### [Instructions for the task]
Copy out the entries from the start through the line containing "day-info-line: Sunset: 4:43", switching "Sunset" to "Dusk" wherever it occurs and leaving everything else unchanged.

* Start Input *

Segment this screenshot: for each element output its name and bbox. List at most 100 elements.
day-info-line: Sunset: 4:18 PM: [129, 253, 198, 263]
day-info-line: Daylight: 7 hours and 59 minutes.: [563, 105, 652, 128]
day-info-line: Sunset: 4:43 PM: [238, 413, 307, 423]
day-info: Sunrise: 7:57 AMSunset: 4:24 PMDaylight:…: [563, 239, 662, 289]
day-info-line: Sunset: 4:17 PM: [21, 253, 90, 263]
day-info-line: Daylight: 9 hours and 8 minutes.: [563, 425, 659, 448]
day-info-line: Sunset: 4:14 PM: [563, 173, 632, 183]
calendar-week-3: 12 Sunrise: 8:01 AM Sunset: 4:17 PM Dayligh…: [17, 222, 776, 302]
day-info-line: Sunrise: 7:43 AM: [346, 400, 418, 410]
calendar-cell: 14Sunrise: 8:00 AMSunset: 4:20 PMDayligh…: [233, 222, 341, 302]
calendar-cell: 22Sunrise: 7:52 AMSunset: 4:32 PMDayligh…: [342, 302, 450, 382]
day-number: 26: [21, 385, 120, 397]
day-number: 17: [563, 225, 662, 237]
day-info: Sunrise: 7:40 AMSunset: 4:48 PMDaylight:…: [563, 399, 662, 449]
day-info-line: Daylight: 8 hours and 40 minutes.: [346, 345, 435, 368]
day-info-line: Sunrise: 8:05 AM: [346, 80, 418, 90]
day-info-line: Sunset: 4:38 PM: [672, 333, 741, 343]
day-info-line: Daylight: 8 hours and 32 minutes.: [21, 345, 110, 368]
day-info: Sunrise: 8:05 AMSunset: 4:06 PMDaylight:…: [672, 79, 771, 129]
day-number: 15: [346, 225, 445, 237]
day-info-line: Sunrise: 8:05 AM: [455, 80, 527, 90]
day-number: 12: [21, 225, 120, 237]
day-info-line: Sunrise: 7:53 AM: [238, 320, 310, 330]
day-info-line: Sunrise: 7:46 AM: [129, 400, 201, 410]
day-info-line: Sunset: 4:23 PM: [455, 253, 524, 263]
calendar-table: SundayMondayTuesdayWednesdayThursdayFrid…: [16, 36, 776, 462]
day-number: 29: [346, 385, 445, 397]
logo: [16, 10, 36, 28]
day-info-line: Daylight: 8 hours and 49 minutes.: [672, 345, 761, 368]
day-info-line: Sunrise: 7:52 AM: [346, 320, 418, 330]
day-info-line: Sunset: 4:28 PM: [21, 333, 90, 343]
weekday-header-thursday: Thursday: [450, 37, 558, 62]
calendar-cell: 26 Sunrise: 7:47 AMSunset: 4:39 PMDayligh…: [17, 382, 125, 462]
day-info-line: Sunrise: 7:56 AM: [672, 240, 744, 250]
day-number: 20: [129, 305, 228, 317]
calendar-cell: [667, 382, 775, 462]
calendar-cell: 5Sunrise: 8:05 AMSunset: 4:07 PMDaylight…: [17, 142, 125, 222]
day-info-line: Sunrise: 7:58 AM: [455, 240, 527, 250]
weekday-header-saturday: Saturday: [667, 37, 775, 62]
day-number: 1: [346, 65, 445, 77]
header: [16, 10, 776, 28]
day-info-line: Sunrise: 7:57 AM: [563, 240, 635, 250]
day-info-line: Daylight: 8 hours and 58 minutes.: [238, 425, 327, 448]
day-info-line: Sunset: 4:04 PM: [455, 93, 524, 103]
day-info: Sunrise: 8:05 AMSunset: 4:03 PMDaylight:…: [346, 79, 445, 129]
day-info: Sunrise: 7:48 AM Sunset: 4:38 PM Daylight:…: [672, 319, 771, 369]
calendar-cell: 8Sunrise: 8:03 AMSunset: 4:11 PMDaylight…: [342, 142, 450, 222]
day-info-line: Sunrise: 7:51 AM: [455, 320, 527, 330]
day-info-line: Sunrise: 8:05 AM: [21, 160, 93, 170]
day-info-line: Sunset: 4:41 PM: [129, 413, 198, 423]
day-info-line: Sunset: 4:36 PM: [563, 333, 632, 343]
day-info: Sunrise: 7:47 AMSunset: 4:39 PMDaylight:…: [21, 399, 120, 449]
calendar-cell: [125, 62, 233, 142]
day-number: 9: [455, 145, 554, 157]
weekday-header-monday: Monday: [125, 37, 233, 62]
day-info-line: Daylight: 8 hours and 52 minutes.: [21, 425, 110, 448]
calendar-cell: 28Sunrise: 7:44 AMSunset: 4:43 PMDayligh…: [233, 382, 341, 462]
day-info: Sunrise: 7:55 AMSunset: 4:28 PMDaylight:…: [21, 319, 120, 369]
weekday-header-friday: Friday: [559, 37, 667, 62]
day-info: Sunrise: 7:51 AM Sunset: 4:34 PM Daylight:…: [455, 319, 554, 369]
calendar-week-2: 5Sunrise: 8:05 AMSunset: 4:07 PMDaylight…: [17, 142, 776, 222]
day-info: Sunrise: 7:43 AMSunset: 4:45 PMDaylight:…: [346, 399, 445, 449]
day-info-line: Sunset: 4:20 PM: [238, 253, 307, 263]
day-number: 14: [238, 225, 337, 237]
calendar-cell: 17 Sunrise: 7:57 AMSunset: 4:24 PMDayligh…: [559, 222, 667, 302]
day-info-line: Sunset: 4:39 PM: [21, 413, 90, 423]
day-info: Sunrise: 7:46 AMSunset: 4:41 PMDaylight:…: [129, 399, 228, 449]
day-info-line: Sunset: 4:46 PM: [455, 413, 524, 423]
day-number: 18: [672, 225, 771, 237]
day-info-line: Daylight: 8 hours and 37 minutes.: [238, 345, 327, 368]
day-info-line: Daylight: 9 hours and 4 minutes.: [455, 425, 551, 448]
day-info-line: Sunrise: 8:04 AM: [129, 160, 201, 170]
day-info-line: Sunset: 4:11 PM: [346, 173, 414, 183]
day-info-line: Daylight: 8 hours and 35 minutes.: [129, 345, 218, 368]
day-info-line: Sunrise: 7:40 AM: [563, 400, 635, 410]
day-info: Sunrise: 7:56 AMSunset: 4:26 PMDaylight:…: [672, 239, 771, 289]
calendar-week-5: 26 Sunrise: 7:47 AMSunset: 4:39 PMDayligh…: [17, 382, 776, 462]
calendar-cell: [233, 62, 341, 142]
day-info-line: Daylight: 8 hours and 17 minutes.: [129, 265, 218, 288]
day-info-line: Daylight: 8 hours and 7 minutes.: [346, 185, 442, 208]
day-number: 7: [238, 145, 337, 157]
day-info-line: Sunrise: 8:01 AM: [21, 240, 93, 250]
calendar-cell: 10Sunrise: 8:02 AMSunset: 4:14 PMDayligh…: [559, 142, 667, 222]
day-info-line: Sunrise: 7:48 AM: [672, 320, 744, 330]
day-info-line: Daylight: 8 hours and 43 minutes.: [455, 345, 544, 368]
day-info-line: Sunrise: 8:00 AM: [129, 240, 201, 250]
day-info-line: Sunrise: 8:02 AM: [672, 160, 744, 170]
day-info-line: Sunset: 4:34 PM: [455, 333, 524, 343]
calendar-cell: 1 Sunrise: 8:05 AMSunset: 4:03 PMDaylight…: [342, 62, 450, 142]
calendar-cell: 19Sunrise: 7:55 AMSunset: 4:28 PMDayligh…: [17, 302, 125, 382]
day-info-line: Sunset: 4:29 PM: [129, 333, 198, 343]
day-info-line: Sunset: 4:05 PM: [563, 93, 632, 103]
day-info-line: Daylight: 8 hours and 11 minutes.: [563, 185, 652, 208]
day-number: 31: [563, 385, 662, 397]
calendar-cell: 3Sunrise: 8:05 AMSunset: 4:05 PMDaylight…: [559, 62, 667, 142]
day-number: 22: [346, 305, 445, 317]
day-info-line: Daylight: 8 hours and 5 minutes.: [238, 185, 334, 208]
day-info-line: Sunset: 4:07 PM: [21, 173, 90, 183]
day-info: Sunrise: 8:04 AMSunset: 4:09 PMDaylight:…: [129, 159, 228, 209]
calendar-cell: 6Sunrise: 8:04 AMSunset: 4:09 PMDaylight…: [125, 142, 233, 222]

* End Input *

### [Final result]
Segment this screenshot: for each element output its name and bbox. List at most 100 elements.
day-info-line: Dusk: 4:18 PM: [129, 253, 198, 263]
day-info-line: Daylight: 7 hours and 59 minutes.: [563, 105, 652, 128]
day-info-line: Dusk: 4:43 PM: [238, 413, 307, 423]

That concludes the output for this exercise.